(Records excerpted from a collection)
§
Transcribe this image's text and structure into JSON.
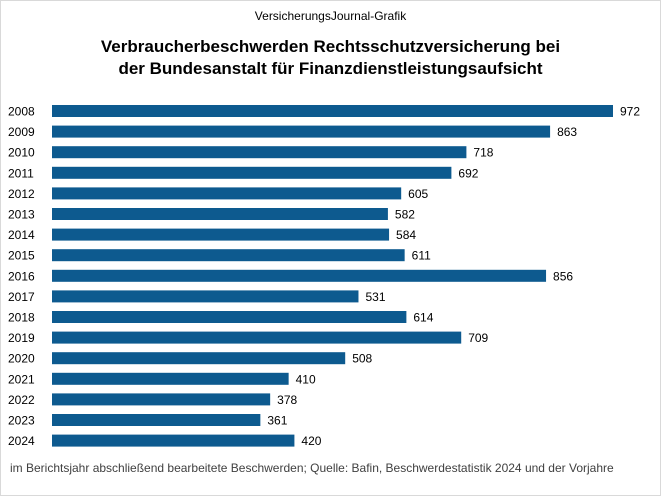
{
  "header": {
    "source_title": "VersicherungsJournal-Grafik",
    "title_line1": "Verbraucherbeschwerden Rechtsschutzversicherung bei",
    "title_line2": "der Bundesanstalt für Finanzdienstleistungsaufsicht"
  },
  "footnote": "im Berichtsjahr abschließend bearbeitete Beschwerden; Quelle: Bafin, Beschwerdestatistik 2024 und der Vorjahre",
  "chart_data": {
    "type": "bar",
    "orientation": "horizontal",
    "bar_color": "#0d5a8f",
    "grid": false,
    "categories": [
      "2008",
      "2009",
      "2010",
      "2011",
      "2012",
      "2013",
      "2014",
      "2015",
      "2016",
      "2017",
      "2018",
      "2019",
      "2020",
      "2021",
      "2022",
      "2023",
      "2024"
    ],
    "values": [
      972,
      863,
      718,
      692,
      605,
      582,
      584,
      611,
      856,
      531,
      614,
      709,
      508,
      410,
      378,
      361,
      420
    ],
    "xlim": [
      0,
      1000
    ]
  }
}
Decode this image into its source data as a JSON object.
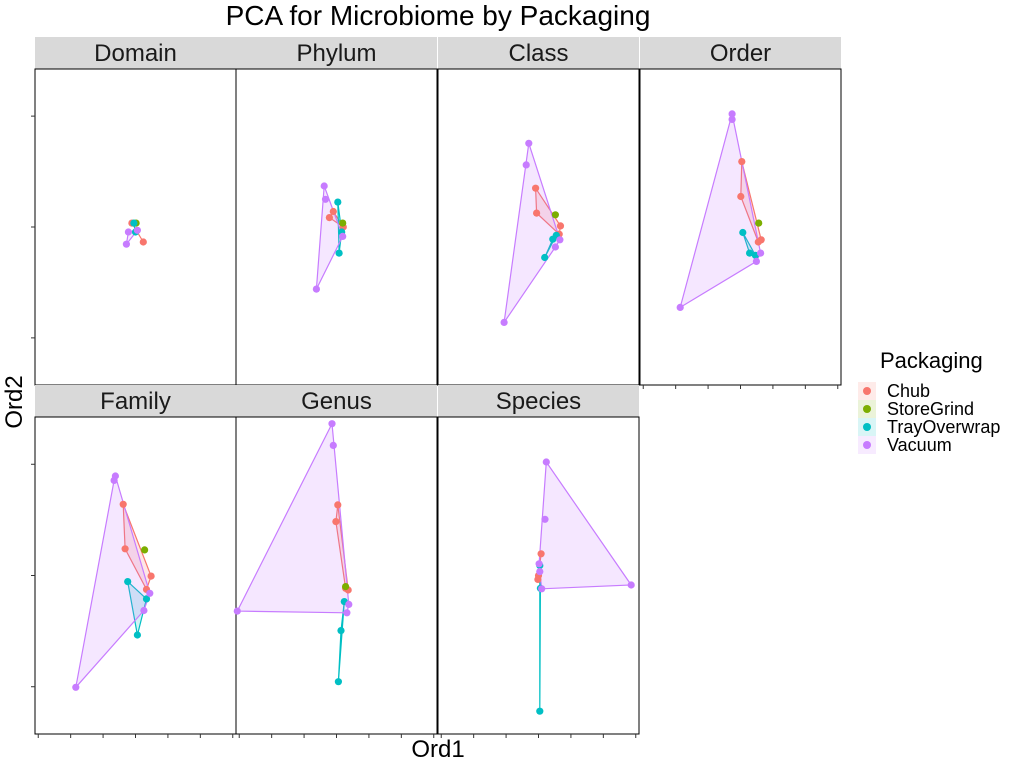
{
  "chart_data": {
    "type": "scatter",
    "title": "PCA for Microbiome by Packaging",
    "xlabel": "Ord1",
    "ylabel": "Ord2",
    "xlim": [
      -3.1,
      3.1
    ],
    "ylim": [
      -2.85,
      2.85
    ],
    "tick_labels_shown": false,
    "grid": false,
    "hulls": true,
    "legend_title": "Packaging",
    "legend_position": "right",
    "colors": {
      "Chub": "#F8766D",
      "StoreGrind": "#7CAE00",
      "TrayOverwrap": "#00BFC4",
      "Vacuum": "#C77CFF"
    },
    "series": [
      {
        "name": "Chub",
        "color": "#F8766D"
      },
      {
        "name": "StoreGrind",
        "color": "#7CAE00"
      },
      {
        "name": "TrayOverwrap",
        "color": "#00BFC4"
      },
      {
        "name": "Vacuum",
        "color": "#C77CFF"
      }
    ],
    "facets": [
      {
        "title": "Domain",
        "points": [
          {
            "group": "Chub",
            "x": -0.11,
            "y": 0.07
          },
          {
            "group": "Chub",
            "x": 0.24,
            "y": -0.27
          },
          {
            "group": "StoreGrind",
            "x": 0.02,
            "y": 0.07
          },
          {
            "group": "TrayOverwrap",
            "x": -0.05,
            "y": 0.07
          },
          {
            "group": "TrayOverwrap",
            "x": 0.0,
            "y": -0.09
          },
          {
            "group": "Vacuum",
            "x": -0.28,
            "y": -0.31
          },
          {
            "group": "Vacuum",
            "x": -0.22,
            "y": -0.09
          },
          {
            "group": "Vacuum",
            "x": 0.06,
            "y": -0.06
          }
        ]
      },
      {
        "title": "Phylum",
        "points": [
          {
            "group": "Chub",
            "x": -0.1,
            "y": 0.28
          },
          {
            "group": "Chub",
            "x": -0.22,
            "y": 0.17
          },
          {
            "group": "Chub",
            "x": 0.21,
            "y": 0.0
          },
          {
            "group": "StoreGrind",
            "x": 0.19,
            "y": 0.07
          },
          {
            "group": "TrayOverwrap",
            "x": 0.04,
            "y": 0.45
          },
          {
            "group": "TrayOverwrap",
            "x": 0.08,
            "y": -0.47
          },
          {
            "group": "TrayOverwrap",
            "x": 0.16,
            "y": -0.09
          },
          {
            "group": "Vacuum",
            "x": -0.38,
            "y": 0.74
          },
          {
            "group": "Vacuum",
            "x": -0.34,
            "y": 0.5
          },
          {
            "group": "Vacuum",
            "x": -0.62,
            "y": -1.12
          },
          {
            "group": "Vacuum",
            "x": 0.19,
            "y": -0.17
          }
        ]
      },
      {
        "title": "Class",
        "points": [
          {
            "group": "Chub",
            "x": -0.09,
            "y": 0.7
          },
          {
            "group": "Chub",
            "x": -0.06,
            "y": 0.25
          },
          {
            "group": "Chub",
            "x": 0.68,
            "y": 0.02
          },
          {
            "group": "Chub",
            "x": 0.64,
            "y": -0.13
          },
          {
            "group": "StoreGrind",
            "x": 0.52,
            "y": 0.22
          },
          {
            "group": "TrayOverwrap",
            "x": 0.19,
            "y": -0.55
          },
          {
            "group": "TrayOverwrap",
            "x": 0.44,
            "y": -0.22
          },
          {
            "group": "TrayOverwrap",
            "x": 0.55,
            "y": -0.15
          },
          {
            "group": "Vacuum",
            "x": -0.3,
            "y": 1.51
          },
          {
            "group": "Vacuum",
            "x": -0.38,
            "y": 1.12
          },
          {
            "group": "Vacuum",
            "x": -1.06,
            "y": -1.72
          },
          {
            "group": "Vacuum",
            "x": 0.66,
            "y": -0.23
          },
          {
            "group": "Vacuum",
            "x": 0.52,
            "y": -0.36
          }
        ]
      },
      {
        "title": "Order",
        "points": [
          {
            "group": "Chub",
            "x": 0.04,
            "y": 1.18
          },
          {
            "group": "Chub",
            "x": 0.01,
            "y": 0.55
          },
          {
            "group": "Chub",
            "x": 0.55,
            "y": -0.27
          },
          {
            "group": "Chub",
            "x": 0.64,
            "y": -0.23
          },
          {
            "group": "StoreGrind",
            "x": 0.56,
            "y": 0.07
          },
          {
            "group": "TrayOverwrap",
            "x": 0.07,
            "y": -0.1
          },
          {
            "group": "TrayOverwrap",
            "x": 0.28,
            "y": -0.47
          },
          {
            "group": "TrayOverwrap",
            "x": 0.46,
            "y": -0.51
          },
          {
            "group": "Vacuum",
            "x": -0.26,
            "y": 2.04
          },
          {
            "group": "Vacuum",
            "x": -0.26,
            "y": 1.94
          },
          {
            "group": "Vacuum",
            "x": -1.86,
            "y": -1.45
          },
          {
            "group": "Vacuum",
            "x": 0.62,
            "y": -0.47
          },
          {
            "group": "Vacuum",
            "x": 0.49,
            "y": -0.62
          }
        ]
      },
      {
        "title": "Family",
        "points": [
          {
            "group": "Chub",
            "x": -0.38,
            "y": 1.28
          },
          {
            "group": "Chub",
            "x": -0.32,
            "y": 0.48
          },
          {
            "group": "Chub",
            "x": 0.48,
            "y": -0.01
          },
          {
            "group": "Chub",
            "x": 0.34,
            "y": -0.25
          },
          {
            "group": "StoreGrind",
            "x": 0.28,
            "y": 0.46
          },
          {
            "group": "TrayOverwrap",
            "x": -0.24,
            "y": -0.11
          },
          {
            "group": "TrayOverwrap",
            "x": 0.06,
            "y": -1.07
          },
          {
            "group": "TrayOverwrap",
            "x": 0.34,
            "y": -0.42
          },
          {
            "group": "Vacuum",
            "x": -0.62,
            "y": 1.79
          },
          {
            "group": "Vacuum",
            "x": -0.66,
            "y": 1.71
          },
          {
            "group": "Vacuum",
            "x": -1.84,
            "y": -2.01
          },
          {
            "group": "Vacuum",
            "x": 0.44,
            "y": -0.32
          },
          {
            "group": "Vacuum",
            "x": 0.26,
            "y": -0.63
          }
        ]
      },
      {
        "title": "Genus",
        "points": [
          {
            "group": "Chub",
            "x": 0.04,
            "y": 1.27
          },
          {
            "group": "Chub",
            "x": -0.02,
            "y": 0.97
          },
          {
            "group": "Chub",
            "x": 0.36,
            "y": -0.26
          },
          {
            "group": "Chub",
            "x": 0.28,
            "y": -0.23
          },
          {
            "group": "StoreGrind",
            "x": 0.28,
            "y": -0.2
          },
          {
            "group": "TrayOverwrap",
            "x": 0.24,
            "y": -0.47
          },
          {
            "group": "TrayOverwrap",
            "x": 0.14,
            "y": -0.99
          },
          {
            "group": "TrayOverwrap",
            "x": 0.06,
            "y": -1.91
          },
          {
            "group": "Vacuum",
            "x": -0.14,
            "y": 2.73
          },
          {
            "group": "Vacuum",
            "x": -0.1,
            "y": 2.34
          },
          {
            "group": "Vacuum",
            "x": -3.06,
            "y": -0.64
          },
          {
            "group": "Vacuum",
            "x": 0.32,
            "y": -0.67
          },
          {
            "group": "Vacuum",
            "x": 0.38,
            "y": -0.52
          }
        ]
      },
      {
        "title": "Species",
        "points": [
          {
            "group": "Chub",
            "x": 0.08,
            "y": 0.39
          },
          {
            "group": "Chub",
            "x": 0.0,
            "y": 0.0
          },
          {
            "group": "Chub",
            "x": -0.02,
            "y": -0.07
          },
          {
            "group": "TrayOverwrap",
            "x": 0.04,
            "y": 0.18
          },
          {
            "group": "TrayOverwrap",
            "x": 0.06,
            "y": -0.23
          },
          {
            "group": "TrayOverwrap",
            "x": 0.04,
            "y": -2.44
          },
          {
            "group": "Vacuum",
            "x": 0.24,
            "y": 2.04
          },
          {
            "group": "Vacuum",
            "x": 0.2,
            "y": 1.01
          },
          {
            "group": "Vacuum",
            "x": 0.02,
            "y": 0.21
          },
          {
            "group": "Vacuum",
            "x": 0.04,
            "y": 0.07
          },
          {
            "group": "Vacuum",
            "x": 0.1,
            "y": -0.24
          },
          {
            "group": "Vacuum",
            "x": 2.86,
            "y": -0.17
          }
        ]
      }
    ]
  }
}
§
◆ TO BE DONE:
Across all the entries, count the lines that contain the word "name" and give the number by itself.

◆ FULL RESPONSE:
4